What is asked:
Write out each line from the data below that includes the word "structure".

Material provided:
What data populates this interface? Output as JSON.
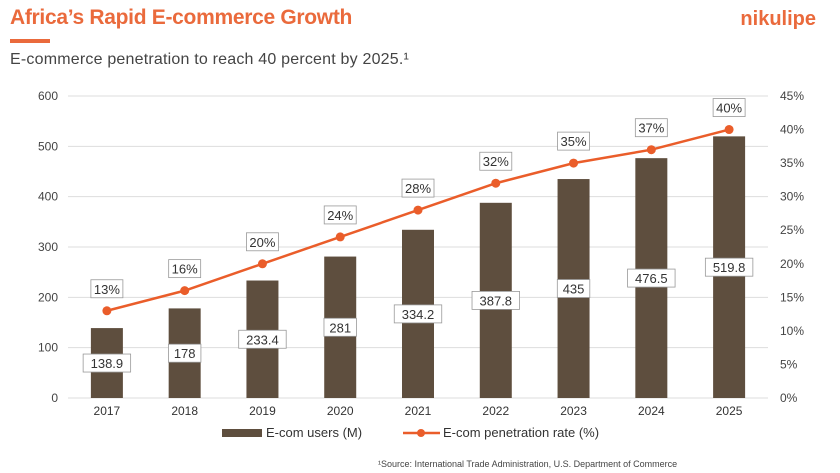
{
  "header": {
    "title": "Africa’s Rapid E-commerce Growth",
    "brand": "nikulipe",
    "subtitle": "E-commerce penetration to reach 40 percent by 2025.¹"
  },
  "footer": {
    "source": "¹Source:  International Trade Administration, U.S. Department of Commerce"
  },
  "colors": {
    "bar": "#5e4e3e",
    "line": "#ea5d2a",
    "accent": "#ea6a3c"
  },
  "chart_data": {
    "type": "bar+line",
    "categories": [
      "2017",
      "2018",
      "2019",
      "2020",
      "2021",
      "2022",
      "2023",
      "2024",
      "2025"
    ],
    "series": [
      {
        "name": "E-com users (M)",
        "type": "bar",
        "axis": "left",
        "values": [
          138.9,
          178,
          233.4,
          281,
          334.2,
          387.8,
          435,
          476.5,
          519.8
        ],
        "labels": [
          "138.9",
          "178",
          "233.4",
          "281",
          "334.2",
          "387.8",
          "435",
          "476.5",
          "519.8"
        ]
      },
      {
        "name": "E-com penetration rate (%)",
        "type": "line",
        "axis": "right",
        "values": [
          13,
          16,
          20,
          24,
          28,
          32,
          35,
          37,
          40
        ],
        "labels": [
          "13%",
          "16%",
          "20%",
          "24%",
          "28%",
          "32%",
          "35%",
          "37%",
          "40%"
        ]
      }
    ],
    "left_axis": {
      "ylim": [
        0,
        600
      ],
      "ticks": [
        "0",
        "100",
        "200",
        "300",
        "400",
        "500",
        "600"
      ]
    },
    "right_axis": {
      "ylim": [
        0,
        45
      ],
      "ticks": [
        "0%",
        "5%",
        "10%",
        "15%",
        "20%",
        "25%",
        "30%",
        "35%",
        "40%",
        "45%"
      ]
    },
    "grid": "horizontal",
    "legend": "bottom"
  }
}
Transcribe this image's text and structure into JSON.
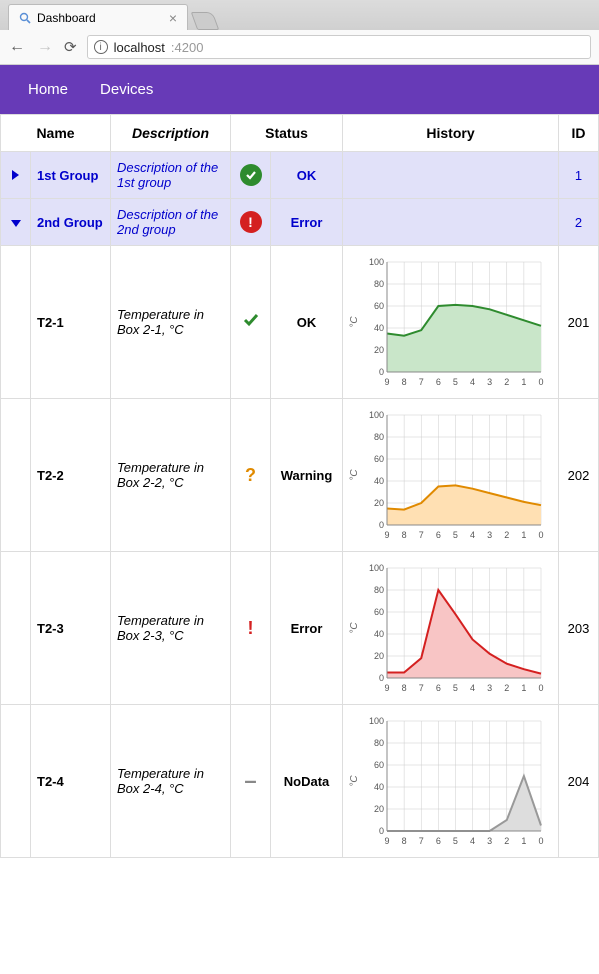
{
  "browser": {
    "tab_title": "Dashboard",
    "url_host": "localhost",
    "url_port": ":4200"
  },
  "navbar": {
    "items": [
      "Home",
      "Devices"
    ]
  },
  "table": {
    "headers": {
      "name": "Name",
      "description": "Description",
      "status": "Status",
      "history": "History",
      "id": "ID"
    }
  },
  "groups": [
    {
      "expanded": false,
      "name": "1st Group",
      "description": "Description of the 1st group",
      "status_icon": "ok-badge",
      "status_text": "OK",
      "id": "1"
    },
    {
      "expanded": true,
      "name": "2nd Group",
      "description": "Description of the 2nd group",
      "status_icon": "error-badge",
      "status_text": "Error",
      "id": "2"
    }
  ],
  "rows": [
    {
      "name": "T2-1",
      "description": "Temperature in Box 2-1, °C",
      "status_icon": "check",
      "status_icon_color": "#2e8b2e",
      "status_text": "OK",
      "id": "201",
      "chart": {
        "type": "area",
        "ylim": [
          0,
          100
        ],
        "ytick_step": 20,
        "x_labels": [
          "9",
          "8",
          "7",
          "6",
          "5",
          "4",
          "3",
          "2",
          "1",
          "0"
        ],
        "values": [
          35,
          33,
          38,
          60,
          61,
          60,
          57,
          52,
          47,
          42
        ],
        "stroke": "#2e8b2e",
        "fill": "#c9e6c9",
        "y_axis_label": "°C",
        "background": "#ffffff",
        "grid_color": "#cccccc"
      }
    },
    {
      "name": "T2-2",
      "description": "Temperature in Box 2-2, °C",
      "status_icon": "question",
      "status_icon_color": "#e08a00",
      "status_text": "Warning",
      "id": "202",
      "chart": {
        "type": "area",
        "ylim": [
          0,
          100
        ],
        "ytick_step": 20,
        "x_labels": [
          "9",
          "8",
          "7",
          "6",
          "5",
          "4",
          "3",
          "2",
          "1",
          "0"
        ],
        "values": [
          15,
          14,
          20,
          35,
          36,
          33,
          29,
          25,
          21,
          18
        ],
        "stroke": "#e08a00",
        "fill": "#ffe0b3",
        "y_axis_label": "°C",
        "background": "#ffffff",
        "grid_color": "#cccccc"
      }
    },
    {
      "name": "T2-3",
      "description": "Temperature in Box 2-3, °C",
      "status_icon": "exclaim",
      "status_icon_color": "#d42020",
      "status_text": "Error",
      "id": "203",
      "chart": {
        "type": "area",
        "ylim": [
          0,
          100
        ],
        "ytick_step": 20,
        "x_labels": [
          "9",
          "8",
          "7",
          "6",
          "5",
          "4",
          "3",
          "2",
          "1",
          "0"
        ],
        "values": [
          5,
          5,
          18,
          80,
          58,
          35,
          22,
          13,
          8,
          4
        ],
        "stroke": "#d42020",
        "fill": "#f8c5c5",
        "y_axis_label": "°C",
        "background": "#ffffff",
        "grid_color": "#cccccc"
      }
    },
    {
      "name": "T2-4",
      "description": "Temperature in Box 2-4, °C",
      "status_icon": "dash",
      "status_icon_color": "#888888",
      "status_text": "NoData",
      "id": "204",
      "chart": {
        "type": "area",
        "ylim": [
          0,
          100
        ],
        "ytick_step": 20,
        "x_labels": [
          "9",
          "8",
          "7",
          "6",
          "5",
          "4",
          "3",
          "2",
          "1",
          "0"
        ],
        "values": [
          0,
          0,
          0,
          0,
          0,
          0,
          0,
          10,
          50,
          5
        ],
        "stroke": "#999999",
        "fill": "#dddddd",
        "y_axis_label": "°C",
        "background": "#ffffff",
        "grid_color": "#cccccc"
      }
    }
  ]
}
--
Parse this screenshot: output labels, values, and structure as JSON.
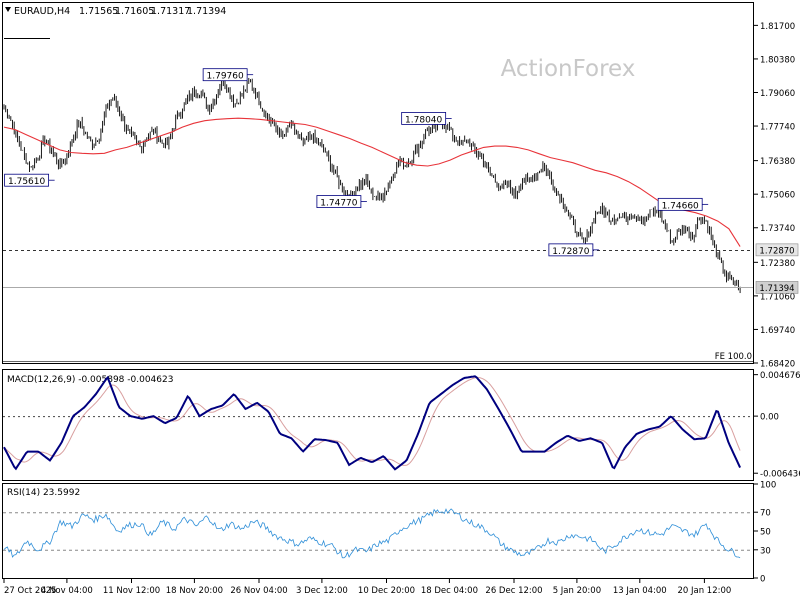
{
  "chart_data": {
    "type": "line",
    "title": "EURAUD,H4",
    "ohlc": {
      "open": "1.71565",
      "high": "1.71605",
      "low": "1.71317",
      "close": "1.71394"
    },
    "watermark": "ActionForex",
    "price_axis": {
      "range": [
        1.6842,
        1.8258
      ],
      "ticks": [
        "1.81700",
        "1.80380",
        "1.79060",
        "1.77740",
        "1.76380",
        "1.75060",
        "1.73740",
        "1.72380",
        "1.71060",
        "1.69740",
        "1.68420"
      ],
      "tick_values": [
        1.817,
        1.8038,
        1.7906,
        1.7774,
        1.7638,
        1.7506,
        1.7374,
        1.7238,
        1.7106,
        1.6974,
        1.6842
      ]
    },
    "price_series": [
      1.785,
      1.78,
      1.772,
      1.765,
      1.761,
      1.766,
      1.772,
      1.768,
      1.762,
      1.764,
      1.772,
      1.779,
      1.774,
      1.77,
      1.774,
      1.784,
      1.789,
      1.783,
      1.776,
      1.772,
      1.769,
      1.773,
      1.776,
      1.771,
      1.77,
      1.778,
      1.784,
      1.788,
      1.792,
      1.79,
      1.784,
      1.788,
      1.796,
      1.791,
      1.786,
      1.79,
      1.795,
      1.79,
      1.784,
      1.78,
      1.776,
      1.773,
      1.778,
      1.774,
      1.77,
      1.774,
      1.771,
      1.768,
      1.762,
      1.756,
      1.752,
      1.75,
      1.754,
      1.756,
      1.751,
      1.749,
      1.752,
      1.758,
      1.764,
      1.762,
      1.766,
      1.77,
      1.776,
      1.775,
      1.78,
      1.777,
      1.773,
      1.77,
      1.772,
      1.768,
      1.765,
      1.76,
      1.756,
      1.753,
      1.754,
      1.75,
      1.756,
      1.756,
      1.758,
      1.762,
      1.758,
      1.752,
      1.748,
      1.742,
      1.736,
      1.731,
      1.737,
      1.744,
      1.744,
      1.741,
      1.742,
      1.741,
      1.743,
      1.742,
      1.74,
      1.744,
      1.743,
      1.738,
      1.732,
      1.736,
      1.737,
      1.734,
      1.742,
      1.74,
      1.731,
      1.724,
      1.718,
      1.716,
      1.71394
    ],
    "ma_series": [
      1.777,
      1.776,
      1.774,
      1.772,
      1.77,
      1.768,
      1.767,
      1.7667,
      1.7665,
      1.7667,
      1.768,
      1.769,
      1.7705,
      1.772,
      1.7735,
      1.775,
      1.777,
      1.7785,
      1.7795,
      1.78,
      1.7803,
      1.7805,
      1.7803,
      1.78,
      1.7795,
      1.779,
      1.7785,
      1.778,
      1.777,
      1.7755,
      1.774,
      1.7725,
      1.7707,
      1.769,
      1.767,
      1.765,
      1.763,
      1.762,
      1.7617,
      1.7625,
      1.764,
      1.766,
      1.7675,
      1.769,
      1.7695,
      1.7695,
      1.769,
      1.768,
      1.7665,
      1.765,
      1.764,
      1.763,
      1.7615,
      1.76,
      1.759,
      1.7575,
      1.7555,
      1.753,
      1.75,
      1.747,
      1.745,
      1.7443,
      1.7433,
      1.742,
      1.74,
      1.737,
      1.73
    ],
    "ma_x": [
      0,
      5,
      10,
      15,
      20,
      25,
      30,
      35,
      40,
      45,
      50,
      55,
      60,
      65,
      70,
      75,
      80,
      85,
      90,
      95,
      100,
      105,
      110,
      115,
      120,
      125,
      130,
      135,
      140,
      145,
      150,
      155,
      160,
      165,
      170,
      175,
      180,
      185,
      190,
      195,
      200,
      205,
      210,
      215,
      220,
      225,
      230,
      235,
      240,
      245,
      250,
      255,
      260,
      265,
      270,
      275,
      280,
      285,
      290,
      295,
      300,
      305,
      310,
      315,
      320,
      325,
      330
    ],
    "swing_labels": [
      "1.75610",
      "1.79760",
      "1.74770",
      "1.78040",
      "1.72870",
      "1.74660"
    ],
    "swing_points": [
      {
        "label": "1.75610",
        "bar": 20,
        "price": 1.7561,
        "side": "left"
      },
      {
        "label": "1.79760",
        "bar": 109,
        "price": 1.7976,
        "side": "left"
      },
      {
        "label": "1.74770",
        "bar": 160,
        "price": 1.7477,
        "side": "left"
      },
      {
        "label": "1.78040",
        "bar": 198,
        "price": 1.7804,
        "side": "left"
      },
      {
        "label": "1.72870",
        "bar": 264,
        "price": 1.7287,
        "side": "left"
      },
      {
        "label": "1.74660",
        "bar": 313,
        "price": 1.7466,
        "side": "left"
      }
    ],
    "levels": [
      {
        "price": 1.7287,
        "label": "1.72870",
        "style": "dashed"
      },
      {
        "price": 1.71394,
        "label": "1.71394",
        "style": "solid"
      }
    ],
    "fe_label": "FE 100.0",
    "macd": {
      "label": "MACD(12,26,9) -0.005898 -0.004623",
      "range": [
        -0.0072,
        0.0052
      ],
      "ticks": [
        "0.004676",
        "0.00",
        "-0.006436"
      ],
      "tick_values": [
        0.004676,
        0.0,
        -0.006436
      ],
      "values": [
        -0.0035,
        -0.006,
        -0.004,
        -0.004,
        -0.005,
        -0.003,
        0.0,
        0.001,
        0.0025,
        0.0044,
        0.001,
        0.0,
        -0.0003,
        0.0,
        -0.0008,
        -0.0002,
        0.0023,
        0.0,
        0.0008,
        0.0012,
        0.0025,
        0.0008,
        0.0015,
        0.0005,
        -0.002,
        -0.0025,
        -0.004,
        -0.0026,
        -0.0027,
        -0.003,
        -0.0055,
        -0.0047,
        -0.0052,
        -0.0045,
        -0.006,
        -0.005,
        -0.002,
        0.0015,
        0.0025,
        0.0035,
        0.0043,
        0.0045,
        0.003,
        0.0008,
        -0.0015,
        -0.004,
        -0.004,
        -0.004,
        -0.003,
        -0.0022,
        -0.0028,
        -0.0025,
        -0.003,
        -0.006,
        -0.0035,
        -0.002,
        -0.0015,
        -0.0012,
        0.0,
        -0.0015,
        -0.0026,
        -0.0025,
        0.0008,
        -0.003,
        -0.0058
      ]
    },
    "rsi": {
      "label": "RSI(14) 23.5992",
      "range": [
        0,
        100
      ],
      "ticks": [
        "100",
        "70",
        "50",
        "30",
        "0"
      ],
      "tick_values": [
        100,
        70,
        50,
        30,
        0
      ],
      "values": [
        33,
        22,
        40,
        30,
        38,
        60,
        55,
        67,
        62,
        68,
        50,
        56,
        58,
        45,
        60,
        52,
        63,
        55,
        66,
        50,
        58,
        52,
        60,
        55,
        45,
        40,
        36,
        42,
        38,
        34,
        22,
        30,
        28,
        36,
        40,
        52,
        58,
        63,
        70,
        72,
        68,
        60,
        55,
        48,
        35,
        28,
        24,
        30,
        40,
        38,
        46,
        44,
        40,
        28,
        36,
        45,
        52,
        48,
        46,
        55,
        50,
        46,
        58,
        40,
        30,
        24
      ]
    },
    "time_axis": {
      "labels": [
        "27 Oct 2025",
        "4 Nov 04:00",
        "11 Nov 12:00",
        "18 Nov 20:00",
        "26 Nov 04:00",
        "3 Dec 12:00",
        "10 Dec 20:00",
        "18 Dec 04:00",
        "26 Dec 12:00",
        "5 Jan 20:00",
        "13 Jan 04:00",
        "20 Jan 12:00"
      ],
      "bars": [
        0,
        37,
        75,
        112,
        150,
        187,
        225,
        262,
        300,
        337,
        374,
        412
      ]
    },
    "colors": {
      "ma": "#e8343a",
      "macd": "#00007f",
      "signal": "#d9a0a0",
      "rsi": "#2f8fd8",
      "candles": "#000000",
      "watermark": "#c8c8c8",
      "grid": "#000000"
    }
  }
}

Task response:
Transcribe this image's text and structure into JSON.
Parse this screenshot: output labels, values, and structure as JSON.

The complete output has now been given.